• WHAT YOU HAVE TO DO:
Make an exact copy of all the entries, with the pictures left out.

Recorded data
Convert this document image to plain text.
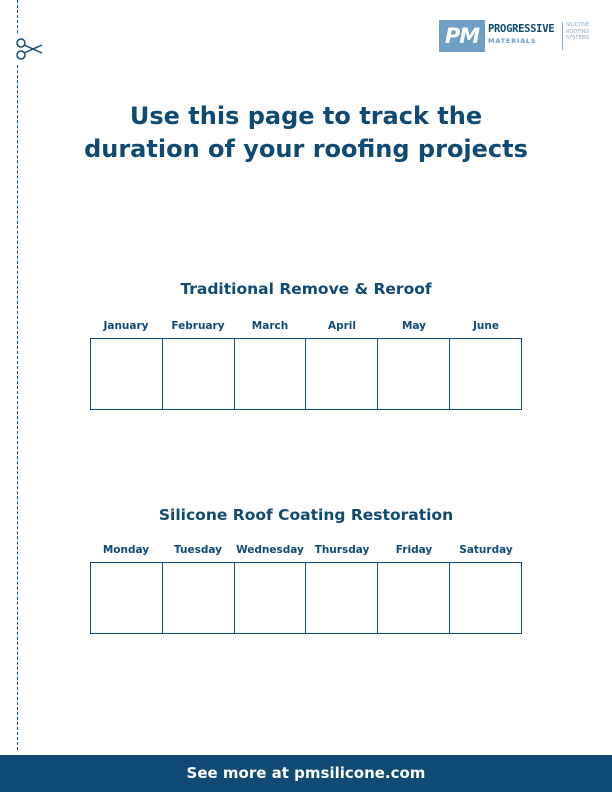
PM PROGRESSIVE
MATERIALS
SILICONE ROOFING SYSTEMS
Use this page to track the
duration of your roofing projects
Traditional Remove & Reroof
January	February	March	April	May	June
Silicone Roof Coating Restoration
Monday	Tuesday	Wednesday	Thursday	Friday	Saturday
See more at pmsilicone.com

• SOLUTION:
Convert this document image to plain text.
PM PROGRESSIVE
MATERIALS
SILICONE ROOFING SYSTEMS
Use this page to track the
duration of your roofing projects
Traditional Remove & Reroof
January	February	March	April	May	June
Silicone Roof Coating Restoration
Monday	Tuesday	Wednesday	Thursday	Friday	Saturday
See more at pmsilicone.com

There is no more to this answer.